- [WRITTEN INSTRUCTION] Go through the listing and pick out each line with the word "Profile" in it.

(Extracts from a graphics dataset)
··········
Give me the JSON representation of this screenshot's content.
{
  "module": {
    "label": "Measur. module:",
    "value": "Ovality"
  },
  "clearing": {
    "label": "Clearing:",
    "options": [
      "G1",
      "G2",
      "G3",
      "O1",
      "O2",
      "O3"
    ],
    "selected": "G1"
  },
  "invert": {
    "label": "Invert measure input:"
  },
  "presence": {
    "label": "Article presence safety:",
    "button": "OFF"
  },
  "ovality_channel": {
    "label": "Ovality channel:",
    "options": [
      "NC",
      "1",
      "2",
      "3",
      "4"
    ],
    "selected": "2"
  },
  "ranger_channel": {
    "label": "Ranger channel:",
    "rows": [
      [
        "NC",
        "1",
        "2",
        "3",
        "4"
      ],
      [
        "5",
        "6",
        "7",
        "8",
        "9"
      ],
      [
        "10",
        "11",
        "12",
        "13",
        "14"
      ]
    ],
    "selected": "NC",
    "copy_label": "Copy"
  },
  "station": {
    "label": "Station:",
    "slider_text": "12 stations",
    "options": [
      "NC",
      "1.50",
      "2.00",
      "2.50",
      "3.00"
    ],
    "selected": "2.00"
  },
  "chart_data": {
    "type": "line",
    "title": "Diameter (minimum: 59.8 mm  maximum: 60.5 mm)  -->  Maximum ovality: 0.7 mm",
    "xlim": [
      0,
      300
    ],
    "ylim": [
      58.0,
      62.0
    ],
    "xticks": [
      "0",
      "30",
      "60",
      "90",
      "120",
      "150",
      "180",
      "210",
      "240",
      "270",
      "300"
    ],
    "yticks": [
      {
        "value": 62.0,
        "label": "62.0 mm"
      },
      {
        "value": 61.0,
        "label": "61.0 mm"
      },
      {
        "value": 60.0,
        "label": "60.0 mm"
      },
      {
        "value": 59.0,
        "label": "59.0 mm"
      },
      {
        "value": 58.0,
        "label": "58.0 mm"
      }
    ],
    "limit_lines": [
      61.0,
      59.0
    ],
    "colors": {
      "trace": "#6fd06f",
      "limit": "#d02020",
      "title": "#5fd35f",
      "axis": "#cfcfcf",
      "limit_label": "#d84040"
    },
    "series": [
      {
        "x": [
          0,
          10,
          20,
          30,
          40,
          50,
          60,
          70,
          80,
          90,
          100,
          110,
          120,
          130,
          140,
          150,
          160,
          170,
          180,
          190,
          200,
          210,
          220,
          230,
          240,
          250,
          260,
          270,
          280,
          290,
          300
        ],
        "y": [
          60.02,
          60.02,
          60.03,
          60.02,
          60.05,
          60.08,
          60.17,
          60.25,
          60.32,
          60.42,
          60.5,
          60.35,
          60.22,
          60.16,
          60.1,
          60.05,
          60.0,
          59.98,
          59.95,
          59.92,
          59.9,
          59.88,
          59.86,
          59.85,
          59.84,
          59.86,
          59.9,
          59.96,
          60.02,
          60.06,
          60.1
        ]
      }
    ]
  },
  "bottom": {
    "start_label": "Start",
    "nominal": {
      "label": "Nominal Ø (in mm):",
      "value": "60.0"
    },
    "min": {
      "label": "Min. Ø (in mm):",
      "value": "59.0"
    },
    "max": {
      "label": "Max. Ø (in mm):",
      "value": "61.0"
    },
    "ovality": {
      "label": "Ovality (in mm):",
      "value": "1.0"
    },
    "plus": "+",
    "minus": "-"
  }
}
··········
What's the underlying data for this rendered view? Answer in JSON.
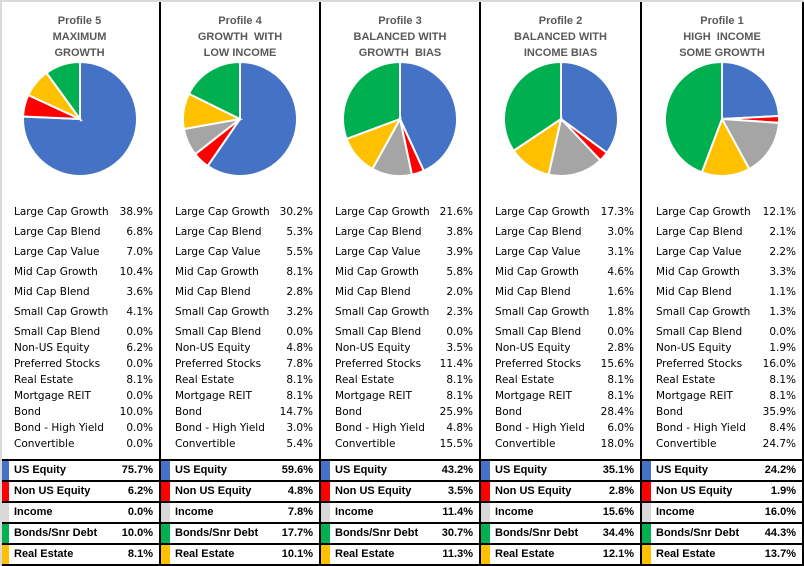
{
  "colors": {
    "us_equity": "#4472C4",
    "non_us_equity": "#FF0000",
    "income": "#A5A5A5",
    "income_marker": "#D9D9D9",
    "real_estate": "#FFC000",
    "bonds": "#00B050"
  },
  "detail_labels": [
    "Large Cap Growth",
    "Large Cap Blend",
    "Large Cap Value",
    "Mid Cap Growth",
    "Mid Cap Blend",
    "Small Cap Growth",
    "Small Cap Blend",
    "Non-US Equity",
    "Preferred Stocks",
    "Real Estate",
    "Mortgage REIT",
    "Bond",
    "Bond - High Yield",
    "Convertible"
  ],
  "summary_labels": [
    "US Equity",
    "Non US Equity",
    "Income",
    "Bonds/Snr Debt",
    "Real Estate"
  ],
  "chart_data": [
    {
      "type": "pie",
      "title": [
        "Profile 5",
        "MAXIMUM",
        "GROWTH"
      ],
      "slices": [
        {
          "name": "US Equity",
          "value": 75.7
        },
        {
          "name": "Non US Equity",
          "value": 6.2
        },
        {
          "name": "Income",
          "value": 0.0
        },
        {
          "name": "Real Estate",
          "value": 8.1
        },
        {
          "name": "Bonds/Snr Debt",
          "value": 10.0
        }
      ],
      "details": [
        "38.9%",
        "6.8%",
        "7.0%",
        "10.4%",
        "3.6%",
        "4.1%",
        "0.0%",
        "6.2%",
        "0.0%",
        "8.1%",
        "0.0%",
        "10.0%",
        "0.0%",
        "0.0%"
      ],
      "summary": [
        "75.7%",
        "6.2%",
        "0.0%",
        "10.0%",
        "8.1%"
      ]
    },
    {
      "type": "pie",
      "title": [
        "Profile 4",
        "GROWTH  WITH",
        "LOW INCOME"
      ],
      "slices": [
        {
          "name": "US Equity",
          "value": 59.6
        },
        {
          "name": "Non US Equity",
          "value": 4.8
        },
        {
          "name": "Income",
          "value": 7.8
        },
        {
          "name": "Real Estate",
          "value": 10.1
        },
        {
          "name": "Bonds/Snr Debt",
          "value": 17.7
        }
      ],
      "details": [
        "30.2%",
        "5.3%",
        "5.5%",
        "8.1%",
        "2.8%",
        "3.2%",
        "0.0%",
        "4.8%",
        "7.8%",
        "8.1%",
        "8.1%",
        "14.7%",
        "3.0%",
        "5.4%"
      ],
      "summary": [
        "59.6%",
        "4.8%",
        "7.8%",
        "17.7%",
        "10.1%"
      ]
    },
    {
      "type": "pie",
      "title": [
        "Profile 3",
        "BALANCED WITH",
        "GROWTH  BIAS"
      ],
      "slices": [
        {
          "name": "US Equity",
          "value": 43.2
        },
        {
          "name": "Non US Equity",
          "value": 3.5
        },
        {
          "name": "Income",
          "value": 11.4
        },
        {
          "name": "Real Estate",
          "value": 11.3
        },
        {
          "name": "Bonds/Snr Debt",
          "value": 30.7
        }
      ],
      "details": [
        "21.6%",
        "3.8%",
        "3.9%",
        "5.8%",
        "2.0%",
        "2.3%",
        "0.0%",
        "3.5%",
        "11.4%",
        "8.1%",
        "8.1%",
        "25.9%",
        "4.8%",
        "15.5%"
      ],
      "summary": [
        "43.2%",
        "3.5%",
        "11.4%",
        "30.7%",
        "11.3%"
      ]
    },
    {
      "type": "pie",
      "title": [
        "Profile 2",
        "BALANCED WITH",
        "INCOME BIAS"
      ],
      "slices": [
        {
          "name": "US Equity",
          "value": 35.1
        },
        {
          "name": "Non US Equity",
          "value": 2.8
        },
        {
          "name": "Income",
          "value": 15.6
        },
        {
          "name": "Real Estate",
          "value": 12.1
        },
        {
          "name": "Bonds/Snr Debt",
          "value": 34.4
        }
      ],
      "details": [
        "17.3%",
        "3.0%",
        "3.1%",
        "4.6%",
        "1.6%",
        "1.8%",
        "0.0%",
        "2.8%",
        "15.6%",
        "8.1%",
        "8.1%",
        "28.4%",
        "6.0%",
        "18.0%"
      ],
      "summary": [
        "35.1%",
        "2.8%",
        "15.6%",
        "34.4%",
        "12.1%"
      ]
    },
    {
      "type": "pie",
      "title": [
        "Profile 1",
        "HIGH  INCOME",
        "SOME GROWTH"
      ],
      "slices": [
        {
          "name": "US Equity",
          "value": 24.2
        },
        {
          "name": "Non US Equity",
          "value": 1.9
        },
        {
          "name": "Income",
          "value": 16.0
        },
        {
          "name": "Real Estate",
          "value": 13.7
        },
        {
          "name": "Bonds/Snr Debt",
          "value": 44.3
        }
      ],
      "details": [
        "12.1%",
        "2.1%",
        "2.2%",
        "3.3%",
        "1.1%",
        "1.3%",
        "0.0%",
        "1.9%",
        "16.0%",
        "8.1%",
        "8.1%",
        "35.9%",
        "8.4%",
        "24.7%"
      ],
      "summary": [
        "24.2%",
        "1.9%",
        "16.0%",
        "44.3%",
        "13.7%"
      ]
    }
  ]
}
··········
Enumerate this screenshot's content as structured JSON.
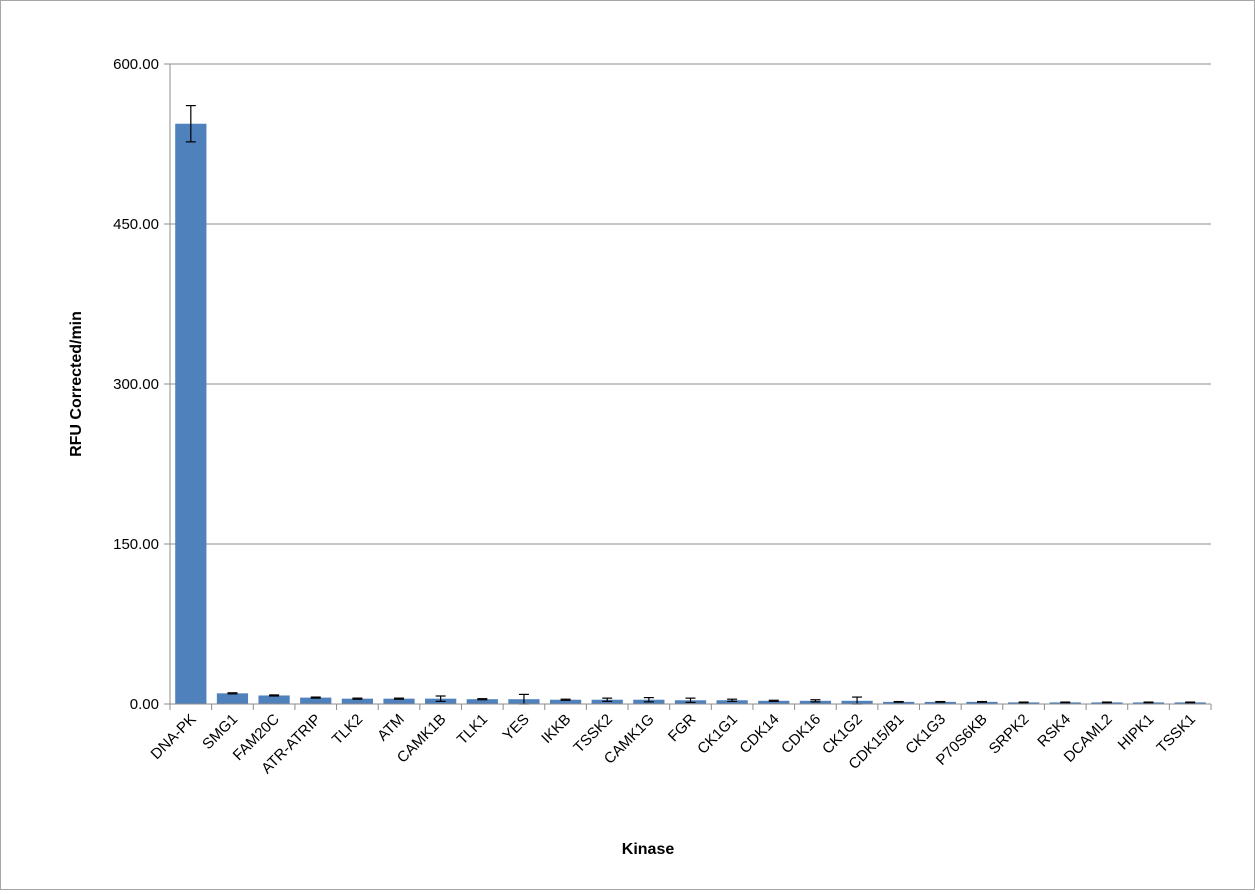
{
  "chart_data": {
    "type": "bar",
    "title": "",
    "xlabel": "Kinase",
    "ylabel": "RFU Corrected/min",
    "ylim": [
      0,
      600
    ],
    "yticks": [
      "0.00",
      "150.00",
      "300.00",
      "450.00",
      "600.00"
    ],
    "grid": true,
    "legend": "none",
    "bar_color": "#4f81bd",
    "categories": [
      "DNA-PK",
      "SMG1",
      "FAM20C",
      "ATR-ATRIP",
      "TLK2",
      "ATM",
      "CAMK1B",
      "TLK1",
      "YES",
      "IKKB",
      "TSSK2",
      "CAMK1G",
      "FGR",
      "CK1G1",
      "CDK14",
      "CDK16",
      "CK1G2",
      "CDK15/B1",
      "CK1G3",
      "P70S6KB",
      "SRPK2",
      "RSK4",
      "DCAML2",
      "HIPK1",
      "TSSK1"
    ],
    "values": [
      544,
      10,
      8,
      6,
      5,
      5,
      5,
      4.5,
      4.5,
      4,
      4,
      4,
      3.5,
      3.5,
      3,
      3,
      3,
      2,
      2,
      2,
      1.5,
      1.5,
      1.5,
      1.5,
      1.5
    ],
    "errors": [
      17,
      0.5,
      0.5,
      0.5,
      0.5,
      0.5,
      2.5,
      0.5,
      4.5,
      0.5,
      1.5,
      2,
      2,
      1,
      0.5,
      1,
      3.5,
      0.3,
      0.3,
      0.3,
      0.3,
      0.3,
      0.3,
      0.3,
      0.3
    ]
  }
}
··········
- [COMPLETED TASK]
        "Profile 5",
        "Profile 4",
        "Profile 3",
        "Profile 2",
        "Profile 1",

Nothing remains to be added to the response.